--- Start SUPPLIED PASSAGE ---

Initialize the RNN using the hyperparameters used by the authors.

[18]:

# Hyperparameters
n_feats = 8 # in Conv layer 1
ker_size = 5 # in Conv layer 1
b_h = 0 # bias modulation flag
g_h = 1 # gain modulation flag
l_h = 1 # lateral interactions flag
t_h = 1 # top-down interactions flag

net_num = 1

t_steps = 4

net_save_str = f'rnn_bglt_0111_t_4_num_{net_num}' #+++str()+str()+'_t_'+str()+'_num_'+str()

# initialize RNN
#net = RNNet_all(n_feats,ker_size,t_steps,b_h,g_h,l_h,t_h)
net = RNNet_all_fbr(n_feats,ker_size,t_steps,b_h,g_h)
net = net.float()

Download and load pretrained weights

On the projects OSF page the authors published pretrained weights for the RNN they used. The RNN was trained for 20-way classification using a cross-entropy loss. They used the Adam optimizer for training, with a batch size of 32, and learning rate of \(10^{−4}\). The network was trained for 300.000 iterations.

[19]:

# get weights from OSF
# first set of weights
%%capture

!wget -c https://osf.io/wxmkv/download/ -O rnn_bglt_0111_t_4_num_1.pth
# second set of weights
!wget -c https://osf.io/98tgk/download -O rnn_bglt_1011_t_4_num_1.pth

[20]:

# Load weights into the initialized RNN model
device = torch.device("cuda" if torch.cuda.is_available() else "cpu")
net.load_state_dict(torch.load(f'{net_save_str}.pth', map_location=device))
net.eval()

[20]:

RNNet_all_fbr(
  (conv1): Conv2d(1, 8, kernel_size=(5, 5), stride=(1, 1))
  (pool): MaxPool2d(kernel_size=3, stride=3, padding=0, dilation=1, ceil_mode=False)
  (conv2): Conv2d(8, 16, kernel_size=(5, 5), stride=(1, 1))
  (fc1): Linear(in_features=1296, out_features=128, bias=True)
  (fc2): Linear(in_features=512, out_features=20, bias=True)
  (dropout): Dropout(p=0.5, inplace=False)
  (c1xb): ConvTranspose2d(8, 1, kernel_size=(7, 7), stride=(3, 3))
  (c2xb): ConvTranspose2d(16, 1, kernel_size=(20, 20), stride=(10, 10))
  (fc1xb): Linear(in_features=128, out_features=10000, bias=True)
  (c1c1b): Conv2d(8, 8, kernel_size=(5, 5), stride=(1, 1), padding=(2, 2))
  (c2c1b): ConvTranspose2d(16, 8, kernel_size=(16, 16), stride=(10, 10))
  (fc1c1b): Linear(in_features=128, out_features=73728, bias=True)
  (c2c2b): Conv2d(16, 16, kernel_size=(5, 5), stride=(1, 1), padding=(2, 2))
  (fc1c2b): Linear(in_features=128, out_features=12544, bias=True)
  (fc1fc1b): Linear(in_features=128, out_features=128, bias=True)
  (c1xg): ConvTranspose2d(8, 1, kernel_size=(7, 7), stride=(3, 3))

--- End SUPPLIED PASSAGE ---
--- Start MATERIAL SUPPLIED ---

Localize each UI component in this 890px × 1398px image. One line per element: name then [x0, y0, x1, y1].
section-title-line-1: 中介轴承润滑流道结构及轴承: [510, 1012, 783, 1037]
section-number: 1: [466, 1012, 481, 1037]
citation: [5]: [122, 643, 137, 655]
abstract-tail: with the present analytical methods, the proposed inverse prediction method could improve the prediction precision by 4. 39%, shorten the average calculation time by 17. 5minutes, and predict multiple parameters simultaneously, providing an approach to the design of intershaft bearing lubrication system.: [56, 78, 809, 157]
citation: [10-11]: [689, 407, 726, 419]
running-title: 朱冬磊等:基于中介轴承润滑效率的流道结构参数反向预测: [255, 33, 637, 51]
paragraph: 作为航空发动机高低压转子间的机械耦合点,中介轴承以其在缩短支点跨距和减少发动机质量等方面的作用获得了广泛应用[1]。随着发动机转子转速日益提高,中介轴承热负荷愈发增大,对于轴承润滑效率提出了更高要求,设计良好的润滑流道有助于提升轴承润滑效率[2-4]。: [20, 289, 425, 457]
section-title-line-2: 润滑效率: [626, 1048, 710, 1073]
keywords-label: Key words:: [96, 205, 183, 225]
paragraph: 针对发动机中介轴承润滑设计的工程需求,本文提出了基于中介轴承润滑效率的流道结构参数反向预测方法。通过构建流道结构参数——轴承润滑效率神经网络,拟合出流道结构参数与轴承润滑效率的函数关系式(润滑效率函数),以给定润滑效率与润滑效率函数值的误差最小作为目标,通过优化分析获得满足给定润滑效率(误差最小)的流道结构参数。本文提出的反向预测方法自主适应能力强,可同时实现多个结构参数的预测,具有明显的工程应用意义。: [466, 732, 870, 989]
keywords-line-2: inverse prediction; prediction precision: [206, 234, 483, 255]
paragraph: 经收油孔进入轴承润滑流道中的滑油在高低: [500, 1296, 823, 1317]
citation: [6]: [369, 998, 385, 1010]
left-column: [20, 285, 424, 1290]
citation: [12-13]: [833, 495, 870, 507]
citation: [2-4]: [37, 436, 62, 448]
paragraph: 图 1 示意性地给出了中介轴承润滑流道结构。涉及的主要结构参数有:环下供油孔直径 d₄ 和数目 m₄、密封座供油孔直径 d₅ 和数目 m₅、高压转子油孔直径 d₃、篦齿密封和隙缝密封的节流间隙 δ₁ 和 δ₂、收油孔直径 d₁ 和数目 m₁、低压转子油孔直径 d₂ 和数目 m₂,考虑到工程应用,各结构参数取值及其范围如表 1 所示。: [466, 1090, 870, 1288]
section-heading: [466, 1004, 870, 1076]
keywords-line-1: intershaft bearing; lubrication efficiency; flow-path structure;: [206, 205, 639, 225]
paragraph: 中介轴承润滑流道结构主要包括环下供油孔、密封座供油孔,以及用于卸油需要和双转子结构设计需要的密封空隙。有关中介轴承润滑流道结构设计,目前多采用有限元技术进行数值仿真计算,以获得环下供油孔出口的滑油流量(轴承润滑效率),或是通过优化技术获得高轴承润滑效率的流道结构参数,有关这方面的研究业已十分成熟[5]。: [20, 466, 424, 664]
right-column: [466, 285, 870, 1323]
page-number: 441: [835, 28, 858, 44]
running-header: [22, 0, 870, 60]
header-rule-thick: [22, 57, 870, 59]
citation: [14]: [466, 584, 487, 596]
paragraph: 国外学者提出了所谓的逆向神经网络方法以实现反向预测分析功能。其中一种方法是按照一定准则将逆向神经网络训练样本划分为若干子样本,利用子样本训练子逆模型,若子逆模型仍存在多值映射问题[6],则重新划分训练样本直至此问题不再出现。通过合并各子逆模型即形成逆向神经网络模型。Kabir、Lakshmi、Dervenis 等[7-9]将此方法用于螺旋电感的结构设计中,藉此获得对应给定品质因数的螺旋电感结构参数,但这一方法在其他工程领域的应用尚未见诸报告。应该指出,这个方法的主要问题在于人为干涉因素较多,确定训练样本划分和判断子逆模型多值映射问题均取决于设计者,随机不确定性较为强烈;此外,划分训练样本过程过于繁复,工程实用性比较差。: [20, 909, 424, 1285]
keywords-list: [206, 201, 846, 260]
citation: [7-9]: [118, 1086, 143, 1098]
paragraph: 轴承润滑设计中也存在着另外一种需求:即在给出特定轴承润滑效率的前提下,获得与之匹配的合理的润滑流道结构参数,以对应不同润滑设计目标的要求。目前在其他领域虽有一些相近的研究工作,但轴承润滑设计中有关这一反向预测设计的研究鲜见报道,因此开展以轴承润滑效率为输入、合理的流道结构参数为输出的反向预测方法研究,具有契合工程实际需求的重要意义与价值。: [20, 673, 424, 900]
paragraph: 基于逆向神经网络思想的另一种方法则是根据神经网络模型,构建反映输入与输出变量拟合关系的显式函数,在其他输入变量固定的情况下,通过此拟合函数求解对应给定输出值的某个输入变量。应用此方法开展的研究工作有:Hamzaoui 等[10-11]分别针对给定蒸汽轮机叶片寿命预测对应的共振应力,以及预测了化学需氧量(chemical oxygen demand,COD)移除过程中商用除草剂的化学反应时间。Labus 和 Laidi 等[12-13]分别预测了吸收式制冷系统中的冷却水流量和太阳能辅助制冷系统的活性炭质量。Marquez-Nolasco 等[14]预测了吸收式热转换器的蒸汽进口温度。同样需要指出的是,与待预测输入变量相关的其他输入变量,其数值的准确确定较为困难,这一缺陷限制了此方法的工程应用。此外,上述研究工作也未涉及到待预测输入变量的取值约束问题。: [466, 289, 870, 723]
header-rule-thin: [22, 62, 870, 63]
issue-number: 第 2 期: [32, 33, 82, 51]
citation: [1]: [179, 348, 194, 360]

--- End MATERIAL SUPPLIED ---

REQUIRED TASKS:
a - Render this sentence from the RNN notebook excerpt in Spanish: "The RNN was trained for 20-way classification using a cross-entropy loss."
b - According to the RNN notebook excerpt, what batch size was used when training the network?
c - Carry on the RNN notebook excerpt from its last line.
The material is unrelated to the RNN notebook excerpt.

RESPONSES TO THE TASKS:
a - La RNN se entrenó para una clasificación de 20 clases utilizando una pérdida de entropía cruzada.

b - A batch size of 32.

c -
  (c2xg): ConvTranspose2d(16, 1, kernel_size=(20, 20), stride=(10, 10))
  (fc1xg): Linear(in_features=128, out_features=10000, bias=True)
  (c1c1g): Conv2d(8, 8, kernel_size=(5, 5), stride=(1, 1), padding=(2, 2))
  (c2c1g): ConvTranspose2d(16, 8, kernel_size=(16, 16), stride=(10, 10))
  (fc1c1g): Linear(in_features=128, out_features=73728, bias=True)
  (c2c2g): Conv2d(16, 16, kernel_size=(5, 5), stride=(1, 1), padding=(2, 2))
  (fc1c2g): Linear(in_features=128, out_features=12544, bias=True)
  (fc1fc1g): Linear(in_features=128, out_features=128, bias=True)
)

Running the Model

We start by again generating images, and now feed them as input to the model. The output after t_steps number of timesteps, as well as intermediate results, are saved in outputs.

[21]:

# create cluttered images
img_num = 5        # number of images to create
img_set = 1         # set used (0 train, 1 val, 2 test)

# create cluttered images using the authors helper function gen_images
inputs_v,inputs_v_c,labels_v,_,_,_,_ = generate_images(img_num, img_set)
inputs_v = torch.from_numpy(inputs_v).float()
inputs_v_c = torch.from_numpy(inputs_v_c).float()

# pass it to the network
with torch.no_grad():
  net.eval()
  outputs,_,out_fbr_comb = net(inputs_v.float())

QUESTION 2

Verify that the weights you just downloaded define a pretty good network to classify images. Report the accuracy on a sample of +-50 images. Find an example that is misclassified, and include the image in your report together with several correctly classified images. (You may find the next two code blocks useful).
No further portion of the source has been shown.